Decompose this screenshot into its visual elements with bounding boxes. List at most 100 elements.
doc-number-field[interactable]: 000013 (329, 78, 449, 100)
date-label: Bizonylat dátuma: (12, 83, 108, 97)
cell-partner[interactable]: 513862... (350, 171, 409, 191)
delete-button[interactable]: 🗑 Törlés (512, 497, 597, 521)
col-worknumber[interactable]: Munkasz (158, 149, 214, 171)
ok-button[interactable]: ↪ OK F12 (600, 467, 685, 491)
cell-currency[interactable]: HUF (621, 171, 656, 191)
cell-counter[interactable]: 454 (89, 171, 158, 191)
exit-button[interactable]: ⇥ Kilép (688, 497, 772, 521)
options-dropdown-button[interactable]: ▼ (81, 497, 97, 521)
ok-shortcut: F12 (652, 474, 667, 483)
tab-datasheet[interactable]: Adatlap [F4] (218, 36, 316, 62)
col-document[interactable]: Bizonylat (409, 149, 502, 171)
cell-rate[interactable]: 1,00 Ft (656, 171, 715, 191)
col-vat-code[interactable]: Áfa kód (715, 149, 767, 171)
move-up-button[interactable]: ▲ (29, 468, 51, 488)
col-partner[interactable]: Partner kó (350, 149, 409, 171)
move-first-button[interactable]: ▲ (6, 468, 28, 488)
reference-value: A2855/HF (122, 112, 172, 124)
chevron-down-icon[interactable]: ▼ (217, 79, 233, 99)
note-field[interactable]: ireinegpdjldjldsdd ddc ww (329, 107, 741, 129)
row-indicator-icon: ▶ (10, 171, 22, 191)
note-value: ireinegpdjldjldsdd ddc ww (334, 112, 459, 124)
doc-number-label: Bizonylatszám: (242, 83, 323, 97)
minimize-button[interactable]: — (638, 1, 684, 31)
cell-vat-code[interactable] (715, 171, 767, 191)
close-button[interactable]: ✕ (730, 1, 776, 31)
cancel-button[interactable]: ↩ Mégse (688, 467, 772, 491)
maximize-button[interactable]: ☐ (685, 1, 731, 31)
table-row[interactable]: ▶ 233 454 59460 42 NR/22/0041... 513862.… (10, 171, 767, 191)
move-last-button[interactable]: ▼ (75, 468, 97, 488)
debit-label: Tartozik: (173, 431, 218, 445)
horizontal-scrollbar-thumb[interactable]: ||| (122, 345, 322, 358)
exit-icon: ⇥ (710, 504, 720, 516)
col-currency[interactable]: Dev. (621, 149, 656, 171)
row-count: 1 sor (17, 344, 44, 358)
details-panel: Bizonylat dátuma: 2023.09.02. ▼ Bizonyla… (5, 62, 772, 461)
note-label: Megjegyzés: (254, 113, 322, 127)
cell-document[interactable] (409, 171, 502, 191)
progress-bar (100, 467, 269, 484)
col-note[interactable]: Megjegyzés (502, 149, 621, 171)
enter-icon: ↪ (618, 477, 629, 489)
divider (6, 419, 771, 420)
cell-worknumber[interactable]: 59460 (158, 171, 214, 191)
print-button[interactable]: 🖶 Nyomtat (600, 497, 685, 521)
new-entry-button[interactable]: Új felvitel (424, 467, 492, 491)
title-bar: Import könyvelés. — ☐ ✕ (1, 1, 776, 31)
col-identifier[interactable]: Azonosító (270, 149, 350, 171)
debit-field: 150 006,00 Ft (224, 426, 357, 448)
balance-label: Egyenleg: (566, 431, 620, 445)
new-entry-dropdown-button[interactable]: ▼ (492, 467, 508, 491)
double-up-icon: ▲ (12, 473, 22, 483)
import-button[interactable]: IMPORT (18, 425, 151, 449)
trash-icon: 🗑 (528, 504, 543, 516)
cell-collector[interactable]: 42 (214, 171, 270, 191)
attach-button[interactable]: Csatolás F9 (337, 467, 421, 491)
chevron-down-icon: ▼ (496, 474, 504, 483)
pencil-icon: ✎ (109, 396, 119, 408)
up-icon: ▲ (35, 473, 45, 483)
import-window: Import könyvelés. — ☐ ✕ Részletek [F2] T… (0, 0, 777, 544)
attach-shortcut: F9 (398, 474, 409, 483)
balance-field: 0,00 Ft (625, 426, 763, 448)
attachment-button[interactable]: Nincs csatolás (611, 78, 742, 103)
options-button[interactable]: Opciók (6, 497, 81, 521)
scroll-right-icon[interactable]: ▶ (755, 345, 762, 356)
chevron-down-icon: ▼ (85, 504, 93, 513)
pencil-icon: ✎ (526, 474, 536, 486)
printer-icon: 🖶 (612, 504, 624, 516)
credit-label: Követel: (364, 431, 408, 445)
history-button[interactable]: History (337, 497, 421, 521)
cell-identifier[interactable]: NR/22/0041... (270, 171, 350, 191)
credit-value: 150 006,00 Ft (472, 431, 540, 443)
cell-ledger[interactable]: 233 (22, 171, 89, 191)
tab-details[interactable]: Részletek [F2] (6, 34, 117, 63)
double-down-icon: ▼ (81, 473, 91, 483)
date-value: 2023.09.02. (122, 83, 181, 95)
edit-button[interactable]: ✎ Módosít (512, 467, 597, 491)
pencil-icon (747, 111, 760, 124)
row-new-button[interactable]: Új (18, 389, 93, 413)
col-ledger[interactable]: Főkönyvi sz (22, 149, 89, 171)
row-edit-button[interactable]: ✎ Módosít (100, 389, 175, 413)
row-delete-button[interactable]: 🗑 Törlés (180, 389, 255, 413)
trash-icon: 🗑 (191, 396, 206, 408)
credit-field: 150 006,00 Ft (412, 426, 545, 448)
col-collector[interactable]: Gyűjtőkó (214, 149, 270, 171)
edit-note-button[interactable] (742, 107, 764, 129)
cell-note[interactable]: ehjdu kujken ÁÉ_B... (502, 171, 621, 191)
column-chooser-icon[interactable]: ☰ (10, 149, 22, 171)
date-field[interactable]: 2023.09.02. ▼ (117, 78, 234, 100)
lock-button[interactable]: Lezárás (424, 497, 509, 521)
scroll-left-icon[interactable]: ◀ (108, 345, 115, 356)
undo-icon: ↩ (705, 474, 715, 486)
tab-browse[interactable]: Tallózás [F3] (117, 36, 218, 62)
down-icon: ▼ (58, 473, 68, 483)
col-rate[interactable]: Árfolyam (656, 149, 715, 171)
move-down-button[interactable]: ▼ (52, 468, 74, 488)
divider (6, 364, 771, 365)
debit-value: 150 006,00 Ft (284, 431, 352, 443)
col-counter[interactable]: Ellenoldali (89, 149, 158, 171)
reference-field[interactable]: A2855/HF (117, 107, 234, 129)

········

■ **WHAT IS BEING ASKED**: Rewrite all of the data above, switching every occurrence of "interactable" to "clickable" and leaving everything else unchanged.

■ **ANSWER FOR THE TASK**:
Decompose this screenshot into its visual elements with bounding boxes. List at most 100 elements.
doc-number-field[clickable]: 000013 (329, 78, 449, 100)
date-label: Bizonylat dátuma: (12, 83, 108, 97)
cell-partner[clickable]: 513862... (350, 171, 409, 191)
delete-button[clickable]: 🗑 Törlés (512, 497, 597, 521)
col-worknumber[clickable]: Munkasz (158, 149, 214, 171)
ok-button[clickable]: ↪ OK F12 (600, 467, 685, 491)
cell-currency[clickable]: HUF (621, 171, 656, 191)
cell-counter[clickable]: 454 (89, 171, 158, 191)
exit-button[clickable]: ⇥ Kilép (688, 497, 772, 521)
options-dropdown-button[clickable]: ▼ (81, 497, 97, 521)
ok-shortcut: F12 (652, 474, 667, 483)
tab-datasheet[clickable]: Adatlap [F4] (218, 36, 316, 62)
col-document[clickable]: Bizonylat (409, 149, 502, 171)
cell-rate[clickable]: 1,00 Ft (656, 171, 715, 191)
col-vat-code[clickable]: Áfa kód (715, 149, 767, 171)
move-up-button[clickable]: ▲ (29, 468, 51, 488)
col-partner[clickable]: Partner kó (350, 149, 409, 171)
move-first-button[clickable]: ▲ (6, 468, 28, 488)
reference-value: A2855/HF (122, 112, 172, 124)
chevron-down-icon[clickable]: ▼ (217, 79, 233, 99)
note-field[clickable]: ireinegpdjldjldsdd ddc ww (329, 107, 741, 129)
row-indicator-icon: ▶ (10, 171, 22, 191)
note-value: ireinegpdjldjldsdd ddc ww (334, 112, 459, 124)
doc-number-label: Bizonylatszám: (242, 83, 323, 97)
minimize-button[clickable]: — (638, 1, 684, 31)
cell-vat-code[clickable] (715, 171, 767, 191)
close-button[clickable]: ✕ (730, 1, 776, 31)
cancel-button[clickable]: ↩ Mégse (688, 467, 772, 491)
maximize-button[clickable]: ☐ (685, 1, 731, 31)
table-row[clickable]: ▶ 233 454 59460 42 NR/22/0041... 513862.… (10, 171, 767, 191)
move-last-button[clickable]: ▼ (75, 468, 97, 488)
debit-label: Tartozik: (173, 431, 218, 445)
horizontal-scrollbar-thumb[clickable]: ||| (122, 345, 322, 358)
exit-icon: ⇥ (710, 504, 720, 516)
col-currency[clickable]: Dev. (621, 149, 656, 171)
row-count: 1 sor (17, 344, 44, 358)
details-panel: Bizonylat dátuma: 2023.09.02. ▼ Bizonyla… (5, 62, 772, 461)
note-label: Megjegyzés: (254, 113, 322, 127)
cell-document[clickable] (409, 171, 502, 191)
progress-bar (100, 467, 269, 484)
col-note[clickable]: Megjegyzés (502, 149, 621, 171)
enter-icon: ↪ (618, 477, 629, 489)
divider (6, 419, 771, 420)
cell-worknumber[clickable]: 59460 (158, 171, 214, 191)
print-button[clickable]: 🖶 Nyomtat (600, 497, 685, 521)
new-entry-button[clickable]: Új felvitel (424, 467, 492, 491)
title-bar: Import könyvelés. — ☐ ✕ (1, 1, 776, 31)
col-identifier[clickable]: Azonosító (270, 149, 350, 171)
debit-field: 150 006,00 Ft (224, 426, 357, 448)
balance-label: Egyenleg: (566, 431, 620, 445)
new-entry-dropdown-button[clickable]: ▼ (492, 467, 508, 491)
double-up-icon: ▲ (12, 473, 22, 483)
import-button[clickable]: IMPORT (18, 425, 151, 449)
trash-icon: 🗑 (528, 504, 543, 516)
cell-collector[clickable]: 42 (214, 171, 270, 191)
attach-button[clickable]: Csatolás F9 (337, 467, 421, 491)
chevron-down-icon: ▼ (496, 474, 504, 483)
pencil-icon: ✎ (109, 396, 119, 408)
up-icon: ▲ (35, 473, 45, 483)
import-window: Import könyvelés. — ☐ ✕ Részletek [F2] T… (0, 0, 777, 544)
attach-shortcut: F9 (398, 474, 409, 483)
balance-field: 0,00 Ft (625, 426, 763, 448)
attachment-button[clickable]: Nincs csatolás (611, 78, 742, 103)
options-button[clickable]: Opciók (6, 497, 81, 521)
scroll-right-icon[clickable]: ▶ (755, 345, 762, 356)
chevron-down-icon: ▼ (85, 504, 93, 513)
pencil-icon: ✎ (526, 474, 536, 486)
printer-icon: 🖶 (612, 504, 624, 516)
credit-label: Követel: (364, 431, 408, 445)
history-button[clickable]: History (337, 497, 421, 521)
cell-identifier[clickable]: NR/22/0041... (270, 171, 350, 191)
credit-value: 150 006,00 Ft (472, 431, 540, 443)
cell-ledger[clickable]: 233 (22, 171, 89, 191)
tab-details[clickable]: Részletek [F2] (6, 34, 117, 63)
double-down-icon: ▼ (81, 473, 91, 483)
date-value: 2023.09.02. (122, 83, 181, 95)
edit-button[clickable]: ✎ Módosít (512, 467, 597, 491)
pencil-icon (747, 111, 760, 124)
row-new-button[clickable]: Új (18, 389, 93, 413)
col-ledger[clickable]: Főkönyvi sz (22, 149, 89, 171)
row-edit-button[clickable]: ✎ Módosít (100, 389, 175, 413)
row-delete-button[clickable]: 🗑 Törlés (180, 389, 255, 413)
trash-icon: 🗑 (191, 396, 206, 408)
credit-field: 150 006,00 Ft (412, 426, 545, 448)
col-collector[clickable]: Gyűjtőkó (214, 149, 270, 171)
edit-note-button[clickable] (742, 107, 764, 129)
cell-note[clickable]: ehjdu kujken ÁÉ_B... (502, 171, 621, 191)
column-chooser-icon[clickable]: ☰ (10, 149, 22, 171)
date-field[clickable]: 2023.09.02. ▼ (117, 78, 234, 100)
lock-button[clickable]: Lezárás (424, 497, 509, 521)
scroll-left-icon[clickable]: ◀ (108, 345, 115, 356)
undo-icon: ↩ (705, 474, 715, 486)
tab-browse[clickable]: Tallózás [F3] (117, 36, 218, 62)
down-icon: ▼ (58, 473, 68, 483)
col-rate[clickable]: Árfolyam (656, 149, 715, 171)
move-down-button[clickable]: ▼ (52, 468, 74, 488)
divider (6, 364, 771, 365)
debit-value: 150 006,00 Ft (284, 431, 352, 443)
col-counter[clickable]: Ellenoldali (89, 149, 158, 171)
reference-field[clickable]: A2855/HF (117, 107, 234, 129)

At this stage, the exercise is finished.